[Some records]

-- Start --

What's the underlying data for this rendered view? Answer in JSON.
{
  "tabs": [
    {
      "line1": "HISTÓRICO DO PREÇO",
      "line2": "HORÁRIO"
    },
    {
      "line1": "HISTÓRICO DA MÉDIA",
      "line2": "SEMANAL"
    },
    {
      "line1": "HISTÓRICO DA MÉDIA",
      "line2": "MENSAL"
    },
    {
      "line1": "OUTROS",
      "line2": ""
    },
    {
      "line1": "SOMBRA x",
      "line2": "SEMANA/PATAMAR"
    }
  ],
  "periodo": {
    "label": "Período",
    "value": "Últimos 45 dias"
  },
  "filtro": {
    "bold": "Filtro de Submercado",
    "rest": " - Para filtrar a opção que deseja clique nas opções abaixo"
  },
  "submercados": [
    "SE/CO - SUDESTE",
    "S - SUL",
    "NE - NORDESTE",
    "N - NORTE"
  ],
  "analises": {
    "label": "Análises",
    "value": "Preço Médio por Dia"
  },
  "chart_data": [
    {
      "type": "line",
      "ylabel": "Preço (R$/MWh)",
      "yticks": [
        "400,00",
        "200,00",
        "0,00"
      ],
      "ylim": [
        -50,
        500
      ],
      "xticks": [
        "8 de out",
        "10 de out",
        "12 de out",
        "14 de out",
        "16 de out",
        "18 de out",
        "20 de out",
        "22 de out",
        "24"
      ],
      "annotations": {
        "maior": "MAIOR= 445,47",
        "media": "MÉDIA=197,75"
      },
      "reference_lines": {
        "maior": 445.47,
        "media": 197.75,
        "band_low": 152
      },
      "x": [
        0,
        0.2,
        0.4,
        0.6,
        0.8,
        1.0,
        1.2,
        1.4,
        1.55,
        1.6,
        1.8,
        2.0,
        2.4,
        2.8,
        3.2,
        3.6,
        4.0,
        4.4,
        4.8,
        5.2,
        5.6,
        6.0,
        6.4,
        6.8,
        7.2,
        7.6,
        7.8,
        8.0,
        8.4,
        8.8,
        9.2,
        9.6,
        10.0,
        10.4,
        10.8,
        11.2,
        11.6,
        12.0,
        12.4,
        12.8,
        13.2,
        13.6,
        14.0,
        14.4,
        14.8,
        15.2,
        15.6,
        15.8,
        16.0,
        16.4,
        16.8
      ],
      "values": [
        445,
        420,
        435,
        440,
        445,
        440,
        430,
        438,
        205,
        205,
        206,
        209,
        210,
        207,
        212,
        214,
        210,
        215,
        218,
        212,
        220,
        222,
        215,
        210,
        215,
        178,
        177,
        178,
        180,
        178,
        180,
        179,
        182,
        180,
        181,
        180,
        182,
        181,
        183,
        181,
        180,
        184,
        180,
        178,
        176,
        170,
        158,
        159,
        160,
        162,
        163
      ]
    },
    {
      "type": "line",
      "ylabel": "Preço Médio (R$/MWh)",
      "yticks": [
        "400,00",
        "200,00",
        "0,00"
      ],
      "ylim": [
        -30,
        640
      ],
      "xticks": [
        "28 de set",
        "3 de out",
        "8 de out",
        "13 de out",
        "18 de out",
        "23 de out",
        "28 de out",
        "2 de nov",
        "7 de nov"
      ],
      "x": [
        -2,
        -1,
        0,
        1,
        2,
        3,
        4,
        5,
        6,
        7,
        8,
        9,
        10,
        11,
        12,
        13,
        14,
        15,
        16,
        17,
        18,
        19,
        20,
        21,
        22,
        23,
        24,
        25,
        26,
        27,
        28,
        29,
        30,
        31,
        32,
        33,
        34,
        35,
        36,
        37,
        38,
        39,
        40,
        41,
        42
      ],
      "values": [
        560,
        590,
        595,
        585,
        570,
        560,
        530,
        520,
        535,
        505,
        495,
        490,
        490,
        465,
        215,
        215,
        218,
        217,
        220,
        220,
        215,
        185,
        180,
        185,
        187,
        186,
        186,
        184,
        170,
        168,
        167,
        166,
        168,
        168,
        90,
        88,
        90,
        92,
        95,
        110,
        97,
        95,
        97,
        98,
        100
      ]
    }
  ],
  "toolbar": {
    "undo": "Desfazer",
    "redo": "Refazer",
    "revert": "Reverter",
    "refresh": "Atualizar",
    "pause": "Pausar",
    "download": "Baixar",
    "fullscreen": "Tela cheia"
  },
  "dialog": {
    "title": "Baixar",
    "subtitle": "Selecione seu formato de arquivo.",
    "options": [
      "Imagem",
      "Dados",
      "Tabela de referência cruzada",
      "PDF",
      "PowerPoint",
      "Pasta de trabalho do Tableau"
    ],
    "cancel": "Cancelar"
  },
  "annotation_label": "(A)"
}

-- End --

Check each line of the records for the word "Médio" and extract those that contain it.

    "value": "Preço Médio por Dia"
      "ylabel": "Preço Médio (R$/MWh)",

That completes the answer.